• **TASK BRIEF**
Extract every entry word for word.

• **RECORD LIST**
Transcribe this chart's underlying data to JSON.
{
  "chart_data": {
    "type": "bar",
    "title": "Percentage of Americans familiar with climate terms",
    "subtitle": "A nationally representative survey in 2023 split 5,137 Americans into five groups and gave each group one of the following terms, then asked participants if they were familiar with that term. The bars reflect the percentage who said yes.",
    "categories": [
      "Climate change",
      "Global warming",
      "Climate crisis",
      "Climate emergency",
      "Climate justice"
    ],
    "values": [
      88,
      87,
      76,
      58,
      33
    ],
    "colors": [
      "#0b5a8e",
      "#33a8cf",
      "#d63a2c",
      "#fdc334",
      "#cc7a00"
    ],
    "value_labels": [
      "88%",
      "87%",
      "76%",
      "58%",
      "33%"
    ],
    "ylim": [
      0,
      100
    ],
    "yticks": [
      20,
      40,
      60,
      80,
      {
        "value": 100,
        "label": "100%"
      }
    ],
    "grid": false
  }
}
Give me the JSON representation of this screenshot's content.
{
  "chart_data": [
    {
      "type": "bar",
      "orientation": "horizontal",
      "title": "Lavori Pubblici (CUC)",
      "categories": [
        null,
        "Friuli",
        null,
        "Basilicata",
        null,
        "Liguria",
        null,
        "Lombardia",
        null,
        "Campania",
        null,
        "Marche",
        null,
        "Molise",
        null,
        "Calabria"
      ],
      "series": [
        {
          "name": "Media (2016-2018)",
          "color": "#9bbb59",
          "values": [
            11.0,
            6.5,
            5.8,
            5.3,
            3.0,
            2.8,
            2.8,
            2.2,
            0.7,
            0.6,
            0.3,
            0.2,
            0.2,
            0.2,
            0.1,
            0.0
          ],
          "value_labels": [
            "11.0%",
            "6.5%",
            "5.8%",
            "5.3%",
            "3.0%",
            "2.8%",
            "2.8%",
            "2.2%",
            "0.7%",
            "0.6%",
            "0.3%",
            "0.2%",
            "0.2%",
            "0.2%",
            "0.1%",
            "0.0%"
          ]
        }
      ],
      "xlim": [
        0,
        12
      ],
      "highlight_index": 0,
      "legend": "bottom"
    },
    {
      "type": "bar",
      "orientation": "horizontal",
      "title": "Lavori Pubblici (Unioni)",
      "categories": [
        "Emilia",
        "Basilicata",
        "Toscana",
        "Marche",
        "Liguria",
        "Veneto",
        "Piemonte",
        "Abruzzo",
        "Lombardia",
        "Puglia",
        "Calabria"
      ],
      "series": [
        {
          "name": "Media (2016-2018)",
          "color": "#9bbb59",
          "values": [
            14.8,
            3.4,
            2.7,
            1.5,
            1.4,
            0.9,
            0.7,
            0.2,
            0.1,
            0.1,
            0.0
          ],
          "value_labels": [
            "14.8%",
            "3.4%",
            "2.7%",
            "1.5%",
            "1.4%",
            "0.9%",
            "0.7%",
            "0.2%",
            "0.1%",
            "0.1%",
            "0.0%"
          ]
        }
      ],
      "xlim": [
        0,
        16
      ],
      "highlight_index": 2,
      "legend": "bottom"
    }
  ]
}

• **EXERCISE RESULT**
Transcribe this chart's underlying data to JSON.
{
  "chart_data": {
    "type": "bar",
    "title": "Percentage of Americans familiar with climate terms",
    "subtitle": "A nationally representative survey in 2023 split 5,137 Americans into five groups and gave each group one of the following terms, then asked participants if they were familiar with that term. The bars reflect the percentage who said yes.",
    "categories": [
      "Climate change",
      "Global warming",
      "Climate crisis",
      "Climate emergency",
      "Climate justice"
    ],
    "values": [
      88,
      87,
      76,
      58,
      33
    ],
    "colors": [
      "#0b5a8e",
      "#33a8cf",
      "#d63a2c",
      "#fdc334",
      "#cc7a00"
    ],
    "value_labels": [
      "88%",
      "87%",
      "76%",
      "58%",
      "33%"
    ],
    "ylim": [
      0,
      100
    ],
    "yticks": [
      20,
      40,
      60,
      80,
      {
        "value": 100,
        "label": "100%"
      }
    ],
    "grid": false
  }
}
Give me the JSON representation of this screenshot's content.
{
  "chart_data": [
    {
      "type": "bar",
      "orientation": "horizontal",
      "title": "Lavori Pubblici (CUC)",
      "categories": [
        null,
        "Friuli",
        null,
        "Basilicata",
        null,
        "Liguria",
        null,
        "Lombardia",
        null,
        "Campania",
        null,
        "Marche",
        null,
        "Molise",
        null,
        "Calabria"
      ],
      "series": [
        {
          "name": "Media (2016-2018)",
          "color": "#9bbb59",
          "values": [
            11.0,
            6.5,
            5.8,
            5.3,
            3.0,
            2.8,
            2.8,
            2.2,
            0.7,
            0.6,
            0.3,
            0.2,
            0.2,
            0.2,
            0.1,
            0.0
          ],
          "value_labels": [
            "11.0%",
            "6.5%",
            "5.8%",
            "5.3%",
            "3.0%",
            "2.8%",
            "2.8%",
            "2.2%",
            "0.7%",
            "0.6%",
            "0.3%",
            "0.2%",
            "0.2%",
            "0.2%",
            "0.1%",
            "0.0%"
          ]
        }
      ],
      "xlim": [
        0,
        12
      ],
      "highlight_index": 0,
      "legend": "bottom"
    },
    {
      "type": "bar",
      "orientation": "horizontal",
      "title": "Lavori Pubblici (Unioni)",
      "categories": [
        "Emilia",
        "Basilicata",
        "Toscana",
        "Marche",
        "Liguria",
        "Veneto",
        "Piemonte",
        "Abruzzo",
        "Lombardia",
        "Puglia",
        "Calabria"
      ],
      "series": [
        {
          "name": "Media (2016-2018)",
          "color": "#9bbb59",
          "values": [
            14.8,
            3.4,
            2.7,
            1.5,
            1.4,
            0.9,
            0.7,
            0.2,
            0.1,
            0.1,
            0.0
          ],
          "value_labels": [
            "14.8%",
            "3.4%",
            "2.7%",
            "1.5%",
            "1.4%",
            "0.9%",
            "0.7%",
            "0.2%",
            "0.1%",
            "0.1%",
            "0.0%"
          ]
        }
      ],
      "xlim": [
        0,
        16
      ],
      "highlight_index": 2,
      "legend": "bottom"
    }
  ]
}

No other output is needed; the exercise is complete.